--- Begin Excerpted data ---
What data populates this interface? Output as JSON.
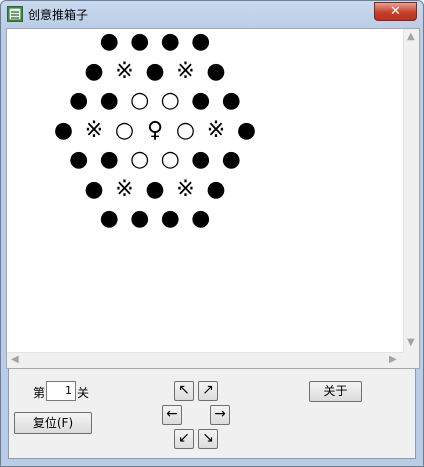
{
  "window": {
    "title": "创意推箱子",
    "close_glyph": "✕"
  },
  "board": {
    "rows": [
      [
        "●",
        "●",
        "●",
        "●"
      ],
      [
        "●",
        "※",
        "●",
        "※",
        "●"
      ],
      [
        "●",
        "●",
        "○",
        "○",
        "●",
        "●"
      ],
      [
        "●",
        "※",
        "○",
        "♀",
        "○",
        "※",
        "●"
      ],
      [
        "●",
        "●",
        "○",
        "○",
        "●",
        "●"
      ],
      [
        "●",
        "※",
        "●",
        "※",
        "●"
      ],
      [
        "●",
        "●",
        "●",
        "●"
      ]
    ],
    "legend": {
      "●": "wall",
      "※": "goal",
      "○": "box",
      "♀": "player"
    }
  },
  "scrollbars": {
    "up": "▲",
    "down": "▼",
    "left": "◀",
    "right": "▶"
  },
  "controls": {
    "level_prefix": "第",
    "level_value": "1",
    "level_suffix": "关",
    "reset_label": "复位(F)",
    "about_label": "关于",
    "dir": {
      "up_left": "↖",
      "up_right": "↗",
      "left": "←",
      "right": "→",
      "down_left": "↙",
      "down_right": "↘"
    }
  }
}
--- End Excerpted data ---
◆ Exercise details: Reproduce each line exactly, please, except for any pictures.

◆ Task output:
What data populates this interface? Output as JSON.
{
  "window": {
    "title": "创意推箱子",
    "close_glyph": "✕"
  },
  "board": {
    "rows": [
      [
        "●",
        "●",
        "●",
        "●"
      ],
      [
        "●",
        "※",
        "●",
        "※",
        "●"
      ],
      [
        "●",
        "●",
        "○",
        "○",
        "●",
        "●"
      ],
      [
        "●",
        "※",
        "○",
        "♀",
        "○",
        "※",
        "●"
      ],
      [
        "●",
        "●",
        "○",
        "○",
        "●",
        "●"
      ],
      [
        "●",
        "※",
        "●",
        "※",
        "●"
      ],
      [
        "●",
        "●",
        "●",
        "●"
      ]
    ],
    "legend": {
      "●": "wall",
      "※": "goal",
      "○": "box",
      "♀": "player"
    }
  },
  "scrollbars": {
    "up": "▲",
    "down": "▼",
    "left": "◀",
    "right": "▶"
  },
  "controls": {
    "level_prefix": "第",
    "level_value": "1",
    "level_suffix": "关",
    "reset_label": "复位(F)",
    "about_label": "关于",
    "dir": {
      "up_left": "↖",
      "up_right": "↗",
      "left": "←",
      "right": "→",
      "down_left": "↙",
      "down_right": "↘"
    }
  }
}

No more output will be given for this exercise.